>> start Passage to read

Analysis - Emerging markets say fear not Greek restructuring
NEW YORK |
NEW YORK (Reuters) - If emerging markets could teach a lesson to cash-strapped euro-zone nations, it would be that a debt default isn't always the end of the world.
At least for Greece, burdened by about 300 billion euros in debt it can hardly service, a restructuring could be a less painful alternative, as well as an inevitable political choice as stern austerity measures face growing popular opposition.
Athens is also unlikely to trigger the type of financial contagion that followed the collapse of Lehman Brothers because its debt, although reaching an amount equal to 130 percent of Greece's gross domestic product, is not that large compared with the euro zone as a whole.
"Greece is clearly insolvent," Adam Lerrick, a visiting scholar at the American Enterprise Institute, told a recent conference organized by the Emerging Markets Trade Association in New York. "And if you were to ask me to design a debt stock that is easy to restructure, that would be Greece's."
Lerrick is not someone to be ignored. He led Argentina's debt renegotiation team after the country's $100 billion (67,8 billion pound) debt default in 2002.
A restructuring would be the "the quickest path" to debt sustainability and economic growth in Greece, he said.
"Otherwise, the official sector's preferred route is going to be a long, painful process for Greece -- basically deflation and unemployment and deficits and hardship," he said.
That idea, although hardly consensual, has been growing among investors who fear a "debt trap" could throw Greece further into recession if the government blindly follows austerity measures imposed by the European Union and the International Monetary Fund.
"There is a very strong consensus in the market that Greece will have to restructure. That's based on the idea that Greece will be caught in a certain debt deflation trap and the economy won't be able to grow," David Riley, Fitch's head of sovereign ratings, told the Reuters Investment Summit this week.
"That judgement may well be right but I think it's a big call to be making at this point in time," Riley said. There is a chance the Greek economy can make the necessary budget adjustments and show "some level of growth" at the same time, he added.
Greece, with a debt load forecast to reach 149 percent of GDP by 2013, is expected to see its economy slump by 4 percent this year after a 2 percent drop in 2009, as tax increases and cuts in wages and pensions take a toll.
The government has insisted that Greece will not restructure its debt and will "gradually recover" after hitting the "deepest" point of its recession in 2010.
Financial markets are not the only ones to take those comments with a grain of salt.
"Greece's plan is insensitive to the Greek population and silly because it keeps the same problems in its roots -- it doesn't attack Greece's lack of competitiveness or its structural economic problems," Argentina's economy minister, Amado Boudou, said recently in New York.

>> end Passage to read
>> start Supplied material

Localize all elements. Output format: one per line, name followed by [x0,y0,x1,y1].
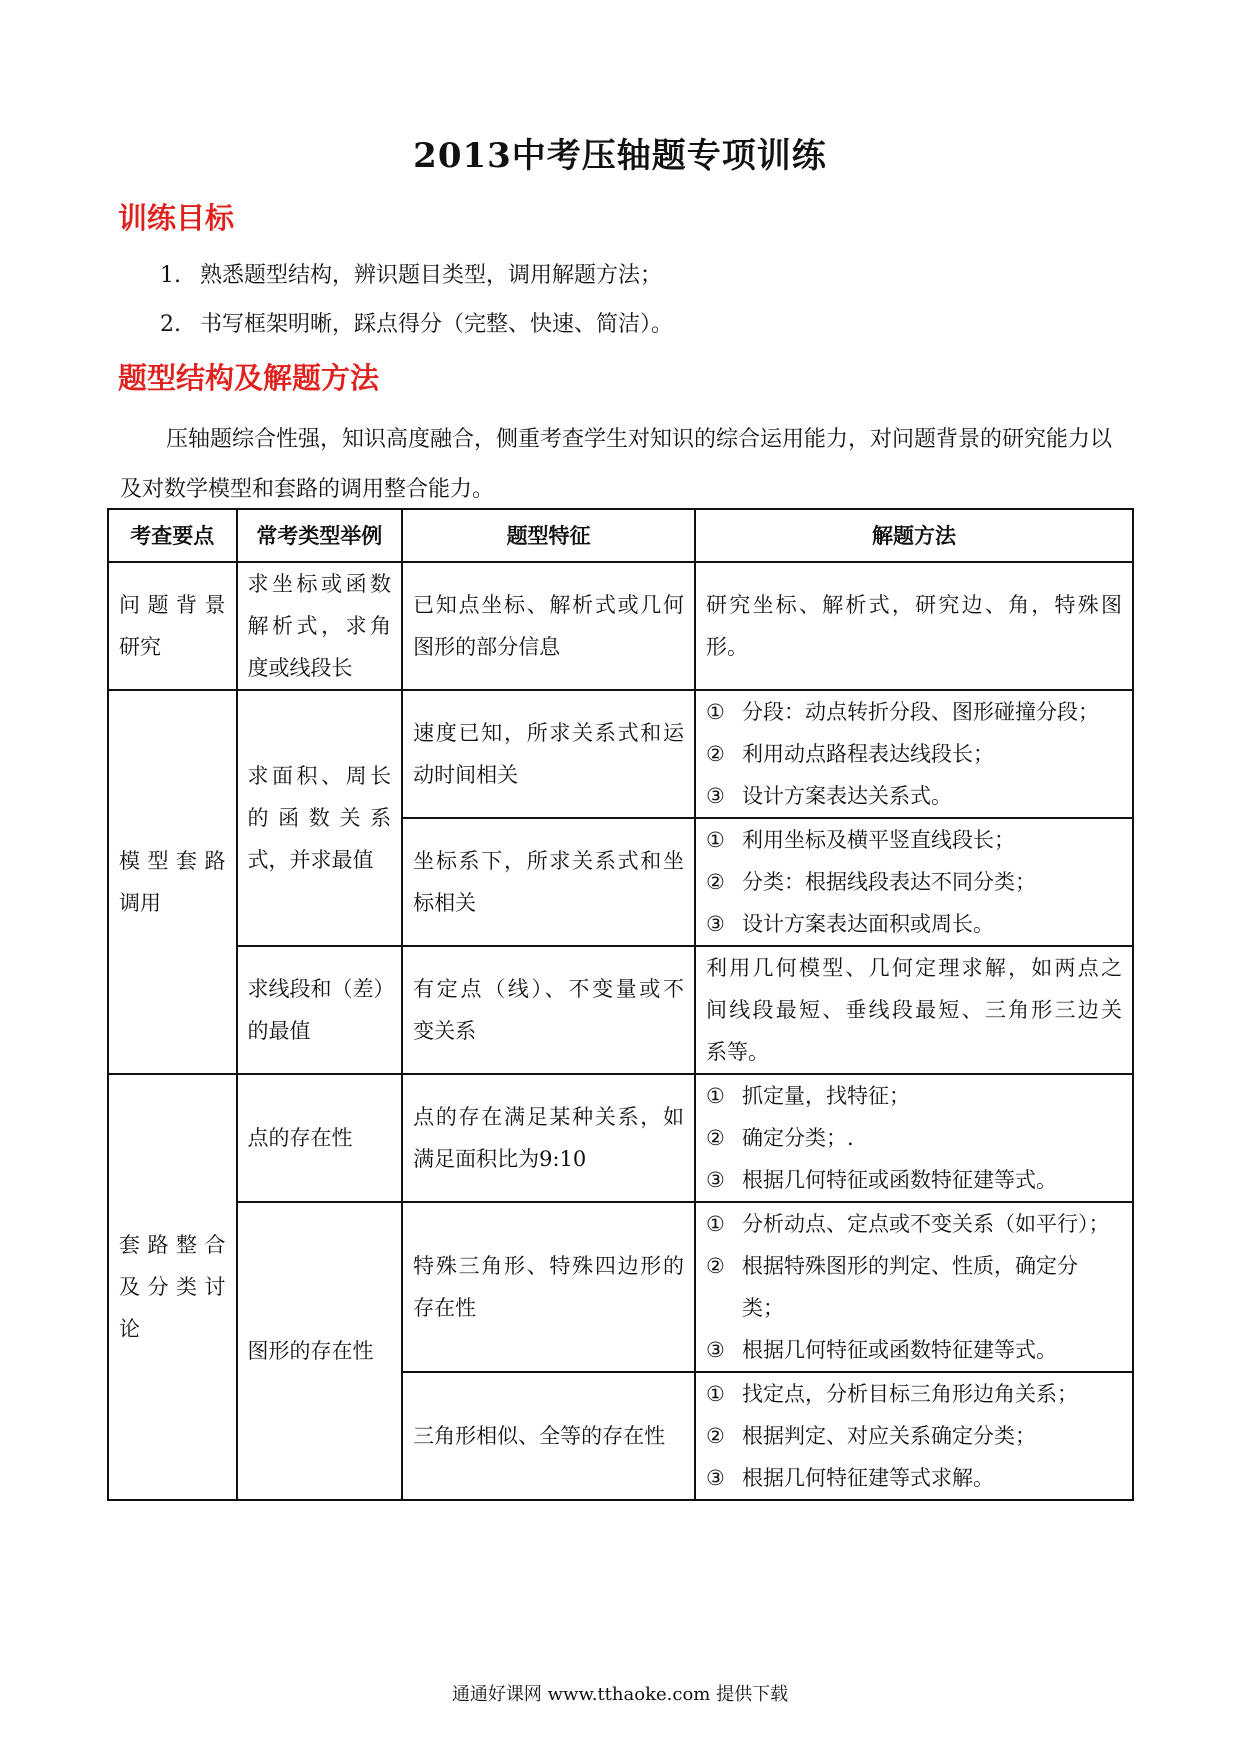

>> end Supplied material

▶ Tasks
[1] Translate this sentence from the article on Greek debt restructuring into Spanish: "Financial markets are not the only ones to take those comments with a grain of salt."
[2] Using the article on Greek debt restructuring, mark each statement yes or no and quote the words that decide it. (a) Lerrick headed Argentina's debt renegotiation team. (b) Greece's economy is expected to grow this year. (c) Riley considers a Greek restructuring a settled certainty.
[3] Please carry the article on Greek debt restructuring forward with a few more paragraphs, starting after its final sentence.

▶ Exercise responses
[1] Los mercados financieros no son los únicos que toman esos comentarios con pinzas.

[2]
(a) Yes: "He led Argentina's debt renegotiation team after the country's $100 billion (67,8 billion pound) debt default in 2002."
(b) No: "is expected to see its economy slump by 4 percent this year"
(c) No: "I think it's a big call to be making at this point in time"

[3]
Argentina is still trying to lure investors who did not accept its 2005 debt restructuring, in an attempt to return to international capital markets. After its 2002 default, however, the Argentine economy grew at a rate of about 9 percent for five years, after which the economy slowed.
The same recipe may not work for Greece, some analysts warn, because Argentina also devalued its currency, tremendously boosting the competitiveness of its exports. For Greece, leaving the euro zone would be a more difficult decision.
EASY TO RESTRUCTURE
A possible restructuring of the Greek debt, however, could prove to be far less catastrophic and easier to complete than many investors fear.
The main concern is that a disorderly debt restructuring could cause a Lehman-like financial contagion, since commercial banks in Europe hold a significant amount of Greece's debt.
Greek banks alone own about 30 percent of the government debt stock, said Lee Buchheit, a partner who specializes in sovereign debt management at Cleary Gottlieb Steen & Hamilton.
"A restructuring done in a disorderly way conceivably may put in jeopardy the solvency of those institutions ... many of which have come through a near-death experience in the past couple of years," Buchheit told the Emerging Markets Trade conference in New York.
Still, full-blown financial contagion seems unlikely given the overall size of the Greek government debt, said Fitch's Riley.
"We just don't think Greece is large enough, significant enough in terms of the euro zone as a whole. We don't share the view of some commentators that a Greek debt restructuring would lead to a systemic banking crisis," he said.
Also, Greek bonds are quickly shifting from the hands of the private sector to the European Central Bank, as a result of the ECB's policy to purchase bonds issued by financially weaker euro zone members to curb "market speculation."
Since the ECB began buying up mostly Greek, Portuguese and Spanish bonds on May 3, some 15 percent of Greece's bonds have already migrated from the private sector to the hands of the monetary authority, analysts estimate.
Other characteristics make Greek bonds easy to restructure. One is that 90 percent of the debt stock is under local legislation, which can more easily be changed by the government in order to facilitate the deal, said Buchheit.
In addition, retail investors own just a small portion of Greece's debt, which also have a very low volume of credit default swaps attached, making both the negotiation process and the post-default much less complex. (Editing by Leslie Adler)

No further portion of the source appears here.